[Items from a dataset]
===============

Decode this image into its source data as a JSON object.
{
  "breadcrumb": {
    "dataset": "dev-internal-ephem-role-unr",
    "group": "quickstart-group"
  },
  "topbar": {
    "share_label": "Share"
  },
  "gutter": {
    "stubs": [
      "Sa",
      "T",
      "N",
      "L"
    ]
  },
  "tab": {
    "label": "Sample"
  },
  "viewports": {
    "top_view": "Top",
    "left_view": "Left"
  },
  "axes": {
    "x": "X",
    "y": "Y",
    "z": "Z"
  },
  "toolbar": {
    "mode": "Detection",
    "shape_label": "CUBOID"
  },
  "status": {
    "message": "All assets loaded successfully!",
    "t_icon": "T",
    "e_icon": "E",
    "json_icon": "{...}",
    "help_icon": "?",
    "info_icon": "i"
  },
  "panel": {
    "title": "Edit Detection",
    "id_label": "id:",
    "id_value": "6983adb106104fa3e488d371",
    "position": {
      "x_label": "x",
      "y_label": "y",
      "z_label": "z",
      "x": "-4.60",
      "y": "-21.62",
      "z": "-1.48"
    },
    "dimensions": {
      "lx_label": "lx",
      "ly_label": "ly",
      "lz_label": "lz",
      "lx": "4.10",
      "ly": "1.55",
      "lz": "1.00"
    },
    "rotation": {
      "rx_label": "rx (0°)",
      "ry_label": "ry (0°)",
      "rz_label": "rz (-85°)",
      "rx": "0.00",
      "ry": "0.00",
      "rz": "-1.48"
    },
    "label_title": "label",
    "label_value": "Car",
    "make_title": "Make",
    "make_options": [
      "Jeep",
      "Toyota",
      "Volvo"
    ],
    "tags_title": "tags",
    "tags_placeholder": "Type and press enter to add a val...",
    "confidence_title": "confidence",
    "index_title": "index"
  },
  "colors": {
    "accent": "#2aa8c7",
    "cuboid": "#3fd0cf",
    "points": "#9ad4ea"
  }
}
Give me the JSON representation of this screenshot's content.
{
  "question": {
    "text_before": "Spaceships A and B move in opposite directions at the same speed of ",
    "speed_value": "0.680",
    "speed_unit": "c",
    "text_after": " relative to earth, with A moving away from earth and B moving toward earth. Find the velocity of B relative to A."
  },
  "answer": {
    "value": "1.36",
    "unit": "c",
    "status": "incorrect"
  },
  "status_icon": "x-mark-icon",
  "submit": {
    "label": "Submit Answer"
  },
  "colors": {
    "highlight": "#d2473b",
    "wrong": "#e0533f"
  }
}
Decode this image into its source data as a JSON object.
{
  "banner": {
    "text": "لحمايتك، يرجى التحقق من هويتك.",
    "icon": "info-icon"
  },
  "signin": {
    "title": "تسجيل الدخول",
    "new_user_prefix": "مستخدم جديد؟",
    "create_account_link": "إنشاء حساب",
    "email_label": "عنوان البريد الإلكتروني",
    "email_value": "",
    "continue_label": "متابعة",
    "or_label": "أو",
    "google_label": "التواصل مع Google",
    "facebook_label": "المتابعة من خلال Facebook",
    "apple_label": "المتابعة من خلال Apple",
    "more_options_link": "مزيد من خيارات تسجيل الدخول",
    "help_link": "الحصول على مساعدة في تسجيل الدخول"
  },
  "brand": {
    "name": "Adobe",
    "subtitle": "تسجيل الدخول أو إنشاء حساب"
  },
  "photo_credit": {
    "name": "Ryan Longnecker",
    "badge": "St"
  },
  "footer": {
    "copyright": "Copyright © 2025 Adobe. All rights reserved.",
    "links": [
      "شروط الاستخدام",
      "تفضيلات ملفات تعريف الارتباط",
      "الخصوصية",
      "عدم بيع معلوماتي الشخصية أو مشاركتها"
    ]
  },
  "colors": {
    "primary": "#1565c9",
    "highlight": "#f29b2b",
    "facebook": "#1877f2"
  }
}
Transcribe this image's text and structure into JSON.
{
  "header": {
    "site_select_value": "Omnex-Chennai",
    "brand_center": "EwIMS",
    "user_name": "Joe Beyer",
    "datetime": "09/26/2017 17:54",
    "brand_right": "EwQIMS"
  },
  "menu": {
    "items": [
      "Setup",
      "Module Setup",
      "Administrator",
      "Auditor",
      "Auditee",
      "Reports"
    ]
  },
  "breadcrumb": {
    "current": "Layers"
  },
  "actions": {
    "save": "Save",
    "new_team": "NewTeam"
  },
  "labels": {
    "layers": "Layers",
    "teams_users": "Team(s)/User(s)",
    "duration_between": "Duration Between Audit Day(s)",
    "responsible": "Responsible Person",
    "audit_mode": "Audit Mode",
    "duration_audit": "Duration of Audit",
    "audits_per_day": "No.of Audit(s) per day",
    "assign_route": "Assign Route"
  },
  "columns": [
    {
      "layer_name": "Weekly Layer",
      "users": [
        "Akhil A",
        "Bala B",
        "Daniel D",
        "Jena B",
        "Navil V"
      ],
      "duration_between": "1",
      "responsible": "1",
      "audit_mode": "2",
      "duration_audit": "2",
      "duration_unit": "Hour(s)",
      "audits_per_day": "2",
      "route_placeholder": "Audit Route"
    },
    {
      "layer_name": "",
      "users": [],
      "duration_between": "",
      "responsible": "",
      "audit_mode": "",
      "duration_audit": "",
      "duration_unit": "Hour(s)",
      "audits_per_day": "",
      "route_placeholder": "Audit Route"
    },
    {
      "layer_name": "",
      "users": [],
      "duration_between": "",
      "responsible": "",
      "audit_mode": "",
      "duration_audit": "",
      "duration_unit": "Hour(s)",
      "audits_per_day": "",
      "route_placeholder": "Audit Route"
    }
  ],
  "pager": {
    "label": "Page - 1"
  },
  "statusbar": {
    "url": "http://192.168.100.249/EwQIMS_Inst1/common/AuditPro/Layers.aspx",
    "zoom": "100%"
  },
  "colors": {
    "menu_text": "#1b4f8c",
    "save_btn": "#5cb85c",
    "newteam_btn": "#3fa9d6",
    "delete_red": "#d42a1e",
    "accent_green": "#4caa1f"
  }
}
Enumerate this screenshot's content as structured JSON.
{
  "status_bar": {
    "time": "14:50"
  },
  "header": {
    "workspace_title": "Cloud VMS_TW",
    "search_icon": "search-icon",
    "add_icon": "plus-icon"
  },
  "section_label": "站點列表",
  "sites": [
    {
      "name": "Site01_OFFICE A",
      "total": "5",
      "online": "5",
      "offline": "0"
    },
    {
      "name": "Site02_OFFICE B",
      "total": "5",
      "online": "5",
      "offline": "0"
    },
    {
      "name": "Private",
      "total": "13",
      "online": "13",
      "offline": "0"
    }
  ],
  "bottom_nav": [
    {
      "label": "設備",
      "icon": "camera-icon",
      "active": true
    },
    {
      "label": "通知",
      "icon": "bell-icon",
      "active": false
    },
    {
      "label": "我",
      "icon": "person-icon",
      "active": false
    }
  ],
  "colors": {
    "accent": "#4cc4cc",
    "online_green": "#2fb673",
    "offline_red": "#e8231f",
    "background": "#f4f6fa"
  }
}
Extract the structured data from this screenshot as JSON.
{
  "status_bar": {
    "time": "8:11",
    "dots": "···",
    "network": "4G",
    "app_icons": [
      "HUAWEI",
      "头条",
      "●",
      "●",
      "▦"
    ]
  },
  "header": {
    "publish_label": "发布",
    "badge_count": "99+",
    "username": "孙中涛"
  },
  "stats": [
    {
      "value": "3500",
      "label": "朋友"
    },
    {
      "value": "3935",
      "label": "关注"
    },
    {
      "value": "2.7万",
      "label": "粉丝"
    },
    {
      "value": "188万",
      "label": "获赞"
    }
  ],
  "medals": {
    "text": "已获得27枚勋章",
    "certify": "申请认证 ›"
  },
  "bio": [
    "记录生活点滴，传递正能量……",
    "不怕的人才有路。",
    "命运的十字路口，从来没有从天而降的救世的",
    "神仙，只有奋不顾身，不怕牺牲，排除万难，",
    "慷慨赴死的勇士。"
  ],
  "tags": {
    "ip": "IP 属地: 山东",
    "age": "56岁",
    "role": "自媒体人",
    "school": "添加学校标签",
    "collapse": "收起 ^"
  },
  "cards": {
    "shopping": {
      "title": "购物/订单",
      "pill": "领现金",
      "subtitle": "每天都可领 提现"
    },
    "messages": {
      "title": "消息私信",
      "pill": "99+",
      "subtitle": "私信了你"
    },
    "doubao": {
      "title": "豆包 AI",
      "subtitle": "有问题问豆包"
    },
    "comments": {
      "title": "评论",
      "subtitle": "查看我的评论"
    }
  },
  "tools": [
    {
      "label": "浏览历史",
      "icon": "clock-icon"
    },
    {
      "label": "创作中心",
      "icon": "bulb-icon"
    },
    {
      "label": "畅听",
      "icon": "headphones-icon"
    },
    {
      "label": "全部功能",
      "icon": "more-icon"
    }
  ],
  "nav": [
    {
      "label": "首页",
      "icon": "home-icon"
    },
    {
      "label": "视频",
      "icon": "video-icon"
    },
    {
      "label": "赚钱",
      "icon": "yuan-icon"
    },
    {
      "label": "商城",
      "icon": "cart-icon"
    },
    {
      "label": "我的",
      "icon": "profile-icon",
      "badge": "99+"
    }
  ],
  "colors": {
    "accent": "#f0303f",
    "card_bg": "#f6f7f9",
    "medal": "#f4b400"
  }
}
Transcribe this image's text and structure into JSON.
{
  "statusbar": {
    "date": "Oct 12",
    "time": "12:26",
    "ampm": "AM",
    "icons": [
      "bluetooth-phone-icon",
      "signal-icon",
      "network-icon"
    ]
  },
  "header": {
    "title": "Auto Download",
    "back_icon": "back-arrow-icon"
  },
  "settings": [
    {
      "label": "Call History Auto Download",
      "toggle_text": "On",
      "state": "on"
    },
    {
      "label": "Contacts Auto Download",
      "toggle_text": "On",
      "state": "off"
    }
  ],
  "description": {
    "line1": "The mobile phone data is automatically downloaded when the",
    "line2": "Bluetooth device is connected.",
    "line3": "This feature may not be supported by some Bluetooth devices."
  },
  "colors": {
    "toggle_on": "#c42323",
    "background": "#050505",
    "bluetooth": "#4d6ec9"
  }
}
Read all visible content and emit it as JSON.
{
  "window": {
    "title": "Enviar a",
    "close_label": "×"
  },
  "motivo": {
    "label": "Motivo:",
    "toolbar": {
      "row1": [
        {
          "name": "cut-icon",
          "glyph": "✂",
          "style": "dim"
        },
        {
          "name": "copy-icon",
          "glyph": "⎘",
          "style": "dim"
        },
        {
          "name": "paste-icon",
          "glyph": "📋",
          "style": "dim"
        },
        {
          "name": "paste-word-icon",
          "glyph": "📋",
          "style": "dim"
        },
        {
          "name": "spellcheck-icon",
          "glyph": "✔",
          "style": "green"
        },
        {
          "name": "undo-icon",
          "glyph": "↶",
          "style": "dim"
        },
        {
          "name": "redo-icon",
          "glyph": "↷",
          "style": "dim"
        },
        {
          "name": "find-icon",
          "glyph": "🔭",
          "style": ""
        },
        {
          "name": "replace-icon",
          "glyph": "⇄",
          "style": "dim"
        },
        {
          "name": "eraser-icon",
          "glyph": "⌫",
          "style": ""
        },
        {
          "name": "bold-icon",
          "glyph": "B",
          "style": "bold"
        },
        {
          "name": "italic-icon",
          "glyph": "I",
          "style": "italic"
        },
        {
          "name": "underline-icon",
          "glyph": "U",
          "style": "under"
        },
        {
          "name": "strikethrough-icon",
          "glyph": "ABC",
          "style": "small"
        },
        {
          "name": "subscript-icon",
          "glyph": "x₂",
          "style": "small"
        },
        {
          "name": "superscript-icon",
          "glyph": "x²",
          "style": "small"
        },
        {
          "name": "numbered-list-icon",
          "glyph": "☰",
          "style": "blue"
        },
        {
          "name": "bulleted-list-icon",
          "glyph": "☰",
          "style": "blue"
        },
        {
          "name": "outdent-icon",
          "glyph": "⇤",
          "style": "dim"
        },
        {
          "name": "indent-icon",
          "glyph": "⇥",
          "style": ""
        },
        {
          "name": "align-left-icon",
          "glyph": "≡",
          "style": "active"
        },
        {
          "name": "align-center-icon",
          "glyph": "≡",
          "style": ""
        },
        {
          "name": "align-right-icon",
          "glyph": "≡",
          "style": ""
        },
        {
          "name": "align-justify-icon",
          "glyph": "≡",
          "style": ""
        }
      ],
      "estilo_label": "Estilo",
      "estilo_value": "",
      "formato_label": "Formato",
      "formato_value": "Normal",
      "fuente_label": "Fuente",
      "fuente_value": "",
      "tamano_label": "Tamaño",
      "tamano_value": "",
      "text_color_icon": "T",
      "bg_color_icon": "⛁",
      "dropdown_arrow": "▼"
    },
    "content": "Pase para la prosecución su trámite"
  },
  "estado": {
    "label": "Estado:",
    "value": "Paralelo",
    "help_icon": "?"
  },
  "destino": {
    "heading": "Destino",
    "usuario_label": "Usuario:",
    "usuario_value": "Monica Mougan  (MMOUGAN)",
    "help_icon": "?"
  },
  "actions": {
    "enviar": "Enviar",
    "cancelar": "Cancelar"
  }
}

===============

#### [Short exercise]
Return each line of the data that contains the string "structured".

#### [Exercise solution]
Enumerate this screenshot's content as structured JSON.
Extract the structured data from this screenshot as JSON.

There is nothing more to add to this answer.